EXERCISE INSTRUCTIONS. Reproduce every line of the records below, character for character, with nothing added or left out.

RECORDS TO USE.

***

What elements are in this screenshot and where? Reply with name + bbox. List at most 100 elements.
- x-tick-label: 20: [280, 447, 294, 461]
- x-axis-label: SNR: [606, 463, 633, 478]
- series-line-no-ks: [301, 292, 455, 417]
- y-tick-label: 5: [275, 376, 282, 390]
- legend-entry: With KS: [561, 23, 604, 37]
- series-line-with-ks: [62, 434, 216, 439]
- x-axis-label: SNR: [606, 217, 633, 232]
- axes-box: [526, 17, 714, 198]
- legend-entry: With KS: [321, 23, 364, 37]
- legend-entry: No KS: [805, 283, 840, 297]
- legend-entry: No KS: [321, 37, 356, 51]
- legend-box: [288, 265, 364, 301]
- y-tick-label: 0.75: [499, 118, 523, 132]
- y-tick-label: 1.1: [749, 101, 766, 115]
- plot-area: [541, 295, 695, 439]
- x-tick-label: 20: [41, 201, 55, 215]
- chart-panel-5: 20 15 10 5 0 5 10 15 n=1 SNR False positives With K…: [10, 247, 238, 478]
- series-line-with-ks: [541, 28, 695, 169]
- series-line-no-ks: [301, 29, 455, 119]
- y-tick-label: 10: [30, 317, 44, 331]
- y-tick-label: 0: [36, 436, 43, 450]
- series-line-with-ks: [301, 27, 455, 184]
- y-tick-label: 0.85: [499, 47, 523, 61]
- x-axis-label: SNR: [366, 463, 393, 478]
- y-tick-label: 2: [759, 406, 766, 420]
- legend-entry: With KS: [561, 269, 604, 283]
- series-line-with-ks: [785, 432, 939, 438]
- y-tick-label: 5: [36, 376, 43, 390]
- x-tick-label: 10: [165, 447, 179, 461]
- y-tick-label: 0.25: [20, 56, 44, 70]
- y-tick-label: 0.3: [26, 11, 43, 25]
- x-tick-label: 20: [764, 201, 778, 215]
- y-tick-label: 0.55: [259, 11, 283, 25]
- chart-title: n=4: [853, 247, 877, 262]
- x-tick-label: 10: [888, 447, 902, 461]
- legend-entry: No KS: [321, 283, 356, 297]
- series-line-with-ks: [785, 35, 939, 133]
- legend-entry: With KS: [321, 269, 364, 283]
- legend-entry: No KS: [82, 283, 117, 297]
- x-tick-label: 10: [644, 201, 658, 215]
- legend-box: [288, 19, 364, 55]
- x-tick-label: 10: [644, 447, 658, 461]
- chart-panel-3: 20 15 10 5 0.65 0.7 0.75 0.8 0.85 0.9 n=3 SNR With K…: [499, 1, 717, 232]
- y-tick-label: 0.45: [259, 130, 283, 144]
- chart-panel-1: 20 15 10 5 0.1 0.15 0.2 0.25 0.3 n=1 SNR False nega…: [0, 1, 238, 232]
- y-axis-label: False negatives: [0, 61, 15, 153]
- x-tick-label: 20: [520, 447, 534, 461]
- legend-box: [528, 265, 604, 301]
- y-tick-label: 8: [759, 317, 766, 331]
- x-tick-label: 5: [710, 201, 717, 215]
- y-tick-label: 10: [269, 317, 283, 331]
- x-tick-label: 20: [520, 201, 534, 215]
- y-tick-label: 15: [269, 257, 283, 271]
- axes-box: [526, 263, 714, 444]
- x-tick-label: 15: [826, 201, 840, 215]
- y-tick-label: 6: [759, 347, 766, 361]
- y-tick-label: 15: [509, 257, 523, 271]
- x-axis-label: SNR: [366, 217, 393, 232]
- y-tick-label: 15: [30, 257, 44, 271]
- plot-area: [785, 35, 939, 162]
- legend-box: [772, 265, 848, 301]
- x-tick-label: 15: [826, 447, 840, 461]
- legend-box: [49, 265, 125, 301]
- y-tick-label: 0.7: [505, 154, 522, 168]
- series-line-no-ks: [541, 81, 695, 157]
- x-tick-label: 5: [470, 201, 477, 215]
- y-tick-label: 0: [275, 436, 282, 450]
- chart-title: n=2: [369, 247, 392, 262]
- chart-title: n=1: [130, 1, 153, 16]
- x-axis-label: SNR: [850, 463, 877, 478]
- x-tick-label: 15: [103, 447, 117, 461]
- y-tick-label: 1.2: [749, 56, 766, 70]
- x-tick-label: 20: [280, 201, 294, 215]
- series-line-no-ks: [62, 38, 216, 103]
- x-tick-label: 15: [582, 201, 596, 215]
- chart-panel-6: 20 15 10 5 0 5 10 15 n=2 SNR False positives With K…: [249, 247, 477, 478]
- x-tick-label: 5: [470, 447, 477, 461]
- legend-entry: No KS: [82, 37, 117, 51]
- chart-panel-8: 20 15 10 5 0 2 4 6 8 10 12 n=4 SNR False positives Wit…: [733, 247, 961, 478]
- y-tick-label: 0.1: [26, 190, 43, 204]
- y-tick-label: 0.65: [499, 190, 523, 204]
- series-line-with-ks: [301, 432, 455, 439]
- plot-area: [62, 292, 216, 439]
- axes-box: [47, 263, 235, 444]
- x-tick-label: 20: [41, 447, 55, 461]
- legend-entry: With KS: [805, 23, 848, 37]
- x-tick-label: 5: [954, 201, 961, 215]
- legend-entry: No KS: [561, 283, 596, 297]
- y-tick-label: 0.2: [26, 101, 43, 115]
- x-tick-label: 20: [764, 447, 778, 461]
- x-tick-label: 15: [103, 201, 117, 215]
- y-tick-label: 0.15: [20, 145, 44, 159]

***

PROBLEM SOLUTION.
What elements are in this screenshot and where? Reply with name + bbox. List at most 100 elements.
- x-tick-label: 20: [280, 447, 294, 461]
- x-axis-label: SNR: [606, 463, 633, 478]
- series-line-no-ks: [301, 292, 455, 417]
- y-tick-label: 5: [275, 376, 282, 390]
- legend-entry: With KS: [561, 23, 604, 37]
- series-line-with-ks: [62, 434, 216, 439]
- x-axis-label: SNR: [606, 217, 633, 232]
- axes-box: [526, 17, 714, 198]
- legend-entry: With KS: [321, 23, 364, 37]
- legend-entry: No KS: [805, 283, 840, 297]
- legend-entry: No KS: [321, 37, 356, 51]
- legend-box: [288, 265, 364, 301]
- y-tick-label: 0.75: [499, 118, 523, 132]
- y-tick-label: 1.1: [749, 101, 766, 115]
- plot-area: [541, 295, 695, 439]
- x-tick-label: 20: [41, 201, 55, 215]
- chart-panel-5: 20 15 10 5 0 5 10 15 n=1 SNR False positives With K…: [10, 247, 238, 478]
- series-line-with-ks: [541, 28, 695, 169]
- series-line-no-ks: [301, 29, 455, 119]
- y-tick-label: 10: [30, 317, 44, 331]
- y-tick-label: 0: [36, 436, 43, 450]
- series-line-with-ks: [301, 27, 455, 184]
- y-tick-label: 0.85: [499, 47, 523, 61]
- x-axis-label: SNR: [366, 463, 393, 478]
- y-tick-label: 2: [759, 406, 766, 420]
- legend-entry: With KS: [561, 269, 604, 283]
- series-line-with-ks: [785, 432, 939, 438]
- y-tick-label: 5: [36, 376, 43, 390]
- x-tick-label: 10: [165, 447, 179, 461]
- y-tick-label: 0.25: [20, 56, 44, 70]
- y-tick-label: 0.3: [26, 11, 43, 25]
- x-tick-label: 20: [764, 201, 778, 215]
- y-tick-label: 0.55: [259, 11, 283, 25]
- chart-title: n=4: [853, 247, 877, 262]
- x-tick-label: 10: [888, 447, 902, 461]
- legend-entry: No KS: [321, 283, 356, 297]
- series-line-with-ks: [785, 35, 939, 133]
- legend-entry: With KS: [321, 269, 364, 283]
- legend-entry: No KS: [82, 283, 117, 297]
- x-tick-label: 10: [644, 201, 658, 215]
- legend-box: [288, 19, 364, 55]
- x-tick-label: 10: [644, 447, 658, 461]
- chart-panel-3: 20 15 10 5 0.65 0.7 0.75 0.8 0.85 0.9 n=3 SNR With K…: [499, 1, 717, 232]
- y-tick-label: 0.45: [259, 130, 283, 144]
- chart-panel-1: 20 15 10 5 0.1 0.15 0.2 0.25 0.3 n=1 SNR False nega…: [0, 1, 238, 232]
- y-axis-label: False negatives: [0, 61, 15, 153]
- x-tick-label: 20: [520, 447, 534, 461]
- legend-box: [528, 265, 604, 301]
- y-tick-label: 8: [759, 317, 766, 331]
- x-tick-label: 5: [710, 201, 717, 215]
- y-tick-label: 10: [269, 317, 283, 331]
- x-tick-label: 20: [520, 201, 534, 215]
- y-tick-label: 15: [269, 257, 283, 271]
- axes-box: [526, 263, 714, 444]
- x-tick-label: 15: [826, 201, 840, 215]
- y-tick-label: 6: [759, 347, 766, 361]
- y-tick-label: 15: [509, 257, 523, 271]
- x-axis-label: SNR: [366, 217, 393, 232]
- y-tick-label: 15: [30, 257, 44, 271]
- plot-area: [785, 35, 939, 162]
- legend-box: [772, 265, 848, 301]
- x-tick-label: 15: [826, 447, 840, 461]
- legend-box: [49, 265, 125, 301]
- y-tick-label: 0.7: [505, 154, 522, 168]
- series-line-no-ks: [541, 81, 695, 157]
- x-tick-label: 5: [470, 201, 477, 215]
- y-tick-label: 0: [275, 436, 282, 450]
- chart-title: n=2: [369, 247, 392, 262]
- chart-title: n=1: [130, 1, 153, 16]
- x-axis-label: SNR: [850, 463, 877, 478]
- x-tick-label: 15: [103, 447, 117, 461]
- y-tick-label: 1.2: [749, 56, 766, 70]
- x-tick-label: 20: [280, 201, 294, 215]
- series-line-no-ks: [62, 38, 216, 103]
- x-tick-label: 15: [582, 201, 596, 215]
- chart-panel-6: 20 15 10 5 0 5 10 15 n=2 SNR False positives With K…: [249, 247, 477, 478]
- x-tick-label: 5: [470, 447, 477, 461]
- legend-entry: No KS: [82, 37, 117, 51]
- chart-panel-8: 20 15 10 5 0 2 4 6 8 10 12 n=4 SNR False positives Wit…: [733, 247, 961, 478]
- y-tick-label: 0.1: [26, 190, 43, 204]
- y-tick-label: 0.65: [499, 190, 523, 204]
- series-line-with-ks: [301, 432, 455, 439]
- plot-area: [62, 292, 216, 439]
- axes-box: [47, 263, 235, 444]
- x-tick-label: 20: [41, 447, 55, 461]
- legend-entry: With KS: [805, 23, 848, 37]
- x-tick-label: 5: [954, 201, 961, 215]
- legend-entry: No KS: [561, 283, 596, 297]
- y-tick-label: 0.2: [26, 101, 43, 115]
- x-tick-label: 20: [764, 447, 778, 461]
- x-tick-label: 15: [103, 201, 117, 215]
- y-tick-label: 0.15: [20, 145, 44, 159]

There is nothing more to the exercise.